- _Problem to solve_: Write out all entries word for word.

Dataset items

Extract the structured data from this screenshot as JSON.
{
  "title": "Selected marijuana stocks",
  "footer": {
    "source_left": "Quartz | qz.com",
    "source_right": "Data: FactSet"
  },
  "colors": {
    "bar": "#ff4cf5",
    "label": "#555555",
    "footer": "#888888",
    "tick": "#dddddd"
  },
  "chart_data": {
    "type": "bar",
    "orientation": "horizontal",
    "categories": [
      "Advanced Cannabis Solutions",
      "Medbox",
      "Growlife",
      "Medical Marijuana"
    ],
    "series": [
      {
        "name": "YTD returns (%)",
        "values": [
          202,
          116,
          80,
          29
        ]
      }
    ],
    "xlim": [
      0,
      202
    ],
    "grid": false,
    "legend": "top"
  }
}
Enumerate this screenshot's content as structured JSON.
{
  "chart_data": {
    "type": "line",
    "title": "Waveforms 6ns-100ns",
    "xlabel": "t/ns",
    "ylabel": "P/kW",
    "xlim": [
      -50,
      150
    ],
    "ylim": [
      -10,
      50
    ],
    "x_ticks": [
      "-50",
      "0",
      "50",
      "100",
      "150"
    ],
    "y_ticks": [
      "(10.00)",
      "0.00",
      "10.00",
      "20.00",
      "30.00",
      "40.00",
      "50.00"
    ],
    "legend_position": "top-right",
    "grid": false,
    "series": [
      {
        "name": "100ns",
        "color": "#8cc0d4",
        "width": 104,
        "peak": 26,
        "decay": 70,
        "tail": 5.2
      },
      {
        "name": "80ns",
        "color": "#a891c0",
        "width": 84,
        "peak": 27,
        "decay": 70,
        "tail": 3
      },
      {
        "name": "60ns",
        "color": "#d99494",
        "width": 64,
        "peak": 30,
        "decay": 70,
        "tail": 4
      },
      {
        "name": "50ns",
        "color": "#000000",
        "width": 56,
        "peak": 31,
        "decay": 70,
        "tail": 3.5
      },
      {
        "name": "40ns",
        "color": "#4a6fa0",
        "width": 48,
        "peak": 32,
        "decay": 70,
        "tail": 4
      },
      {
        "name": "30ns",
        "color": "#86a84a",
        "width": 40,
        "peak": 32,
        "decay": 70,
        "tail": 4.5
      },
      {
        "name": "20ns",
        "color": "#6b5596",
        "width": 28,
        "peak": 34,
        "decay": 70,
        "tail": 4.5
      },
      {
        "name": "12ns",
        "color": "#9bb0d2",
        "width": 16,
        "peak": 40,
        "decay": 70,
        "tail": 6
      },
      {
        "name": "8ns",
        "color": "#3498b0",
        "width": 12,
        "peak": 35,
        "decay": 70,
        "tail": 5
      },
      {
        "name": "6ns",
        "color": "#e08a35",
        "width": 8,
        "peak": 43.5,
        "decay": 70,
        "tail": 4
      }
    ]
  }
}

- _Solution to this problem_:
Extract the structured data from this screenshot as JSON.
{
  "title": "Selected marijuana stocks",
  "footer": {
    "source_left": "Quartz | qz.com",
    "source_right": "Data: FactSet"
  },
  "colors": {
    "bar": "#ff4cf5",
    "label": "#555555",
    "footer": "#888888",
    "tick": "#dddddd"
  },
  "chart_data": {
    "type": "bar",
    "orientation": "horizontal",
    "categories": [
      "Advanced Cannabis Solutions",
      "Medbox",
      "Growlife",
      "Medical Marijuana"
    ],
    "series": [
      {
        "name": "YTD returns (%)",
        "values": [
          202,
          116,
          80,
          29
        ]
      }
    ],
    "xlim": [
      0,
      202
    ],
    "grid": false,
    "legend": "top"
  }
}
Enumerate this screenshot's content as structured JSON.
{
  "chart_data": {
    "type": "line",
    "title": "Waveforms 6ns-100ns",
    "xlabel": "t/ns",
    "ylabel": "P/kW",
    "xlim": [
      -50,
      150
    ],
    "ylim": [
      -10,
      50
    ],
    "x_ticks": [
      "-50",
      "0",
      "50",
      "100",
      "150"
    ],
    "y_ticks": [
      "(10.00)",
      "0.00",
      "10.00",
      "20.00",
      "30.00",
      "40.00",
      "50.00"
    ],
    "legend_position": "top-right",
    "grid": false,
    "series": [
      {
        "name": "100ns",
        "color": "#8cc0d4",
        "width": 104,
        "peak": 26,
        "decay": 70,
        "tail": 5.2
      },
      {
        "name": "80ns",
        "color": "#a891c0",
        "width": 84,
        "peak": 27,
        "decay": 70,
        "tail": 3
      },
      {
        "name": "60ns",
        "color": "#d99494",
        "width": 64,
        "peak": 30,
        "decay": 70,
        "tail": 4
      },
      {
        "name": "50ns",
        "color": "#000000",
        "width": 56,
        "peak": 31,
        "decay": 70,
        "tail": 3.5
      },
      {
        "name": "40ns",
        "color": "#4a6fa0",
        "width": 48,
        "peak": 32,
        "decay": 70,
        "tail": 4
      },
      {
        "name": "30ns",
        "color": "#86a84a",
        "width": 40,
        "peak": 32,
        "decay": 70,
        "tail": 4.5
      },
      {
        "name": "20ns",
        "color": "#6b5596",
        "width": 28,
        "peak": 34,
        "decay": 70,
        "tail": 4.5
      },
      {
        "name": "12ns",
        "color": "#9bb0d2",
        "width": 16,
        "peak": 40,
        "decay": 70,
        "tail": 6
      },
      {
        "name": "8ns",
        "color": "#3498b0",
        "width": 12,
        "peak": 35,
        "decay": 70,
        "tail": 5
      },
      {
        "name": "6ns",
        "color": "#e08a35",
        "width": 8,
        "peak": 43.5,
        "decay": 70,
        "tail": 4
      }
    ]
  }
}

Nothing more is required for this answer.